Excerpt provided
========
Edmund Trowbridge (1709 – April 2, 1793) was an American judge and lawyer. He is best known for being an associate justice for the Massachusetts Superior Court of Judicature, the highest court in the Province of Massachusetts Bay, during the Boston Massacre.

==Early life and education==
Edmund Trowbridge was born in Cambridge, Massachusetts to Thomas Trowbridge and Mary Goff. His great-grandfather, also named Thomas Trowbridge, migrated from England to Massachusetts during the Puritan migration to New England.

Trowbridge graduated from Harvard College in 1728 and married Martha Remington, a daughter of Judge Jonathan Remington (1677-1745) in 1738.
========
The data
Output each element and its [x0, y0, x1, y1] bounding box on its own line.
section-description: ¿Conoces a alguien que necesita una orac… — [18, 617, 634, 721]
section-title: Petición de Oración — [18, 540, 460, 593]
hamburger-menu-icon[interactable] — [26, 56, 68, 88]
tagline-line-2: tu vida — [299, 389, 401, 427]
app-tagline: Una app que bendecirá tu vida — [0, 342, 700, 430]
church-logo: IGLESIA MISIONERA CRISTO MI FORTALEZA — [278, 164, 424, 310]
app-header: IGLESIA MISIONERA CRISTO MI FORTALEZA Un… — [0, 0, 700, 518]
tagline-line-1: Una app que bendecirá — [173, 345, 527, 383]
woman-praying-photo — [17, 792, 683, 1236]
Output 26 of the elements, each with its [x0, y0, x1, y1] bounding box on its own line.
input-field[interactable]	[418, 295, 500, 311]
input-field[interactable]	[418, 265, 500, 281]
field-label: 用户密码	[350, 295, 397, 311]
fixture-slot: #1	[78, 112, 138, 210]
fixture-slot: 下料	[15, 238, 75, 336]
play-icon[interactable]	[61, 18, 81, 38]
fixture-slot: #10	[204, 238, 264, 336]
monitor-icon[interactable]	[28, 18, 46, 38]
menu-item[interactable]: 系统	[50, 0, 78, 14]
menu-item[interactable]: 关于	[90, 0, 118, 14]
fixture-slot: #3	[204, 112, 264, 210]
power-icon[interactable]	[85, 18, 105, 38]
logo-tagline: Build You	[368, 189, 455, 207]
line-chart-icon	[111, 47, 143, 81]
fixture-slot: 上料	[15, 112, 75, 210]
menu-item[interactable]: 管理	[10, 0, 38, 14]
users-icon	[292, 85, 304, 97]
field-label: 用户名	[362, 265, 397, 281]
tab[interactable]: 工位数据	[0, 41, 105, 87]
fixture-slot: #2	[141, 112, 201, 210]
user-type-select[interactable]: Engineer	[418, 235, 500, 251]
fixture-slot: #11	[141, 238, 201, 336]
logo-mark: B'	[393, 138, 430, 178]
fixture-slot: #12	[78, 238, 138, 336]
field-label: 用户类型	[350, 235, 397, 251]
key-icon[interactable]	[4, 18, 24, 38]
========
Questions
1/ In the Trowbridge excerpt, which college did Edmund Trowbridge graduate from, and in what year?
2/ Reproduce the passage of the Trowbridge excerpt that starts at the words "Edmund Trowbridge (1709" and ends after the words "to New England.".

Responses to the tasks
1/ Harvard College, in 1728.

2/
Edmund Trowbridge (1709 – April 2, 1793) was an American judge and lawyer. He is best known for being an associate justice for the Massachusetts Superior Court of Judicature, the highest court in the Province of Massachusetts Bay, during the Boston Massacre.

==Early life and education==
Edmund Trowbridge was born in Cambridge, Massachusetts to Thomas Trowbridge and Mary Goff. His great-grandfather, also named Thomas Trowbridge, migrated from England to Massachusetts during the Puritan migration to New England.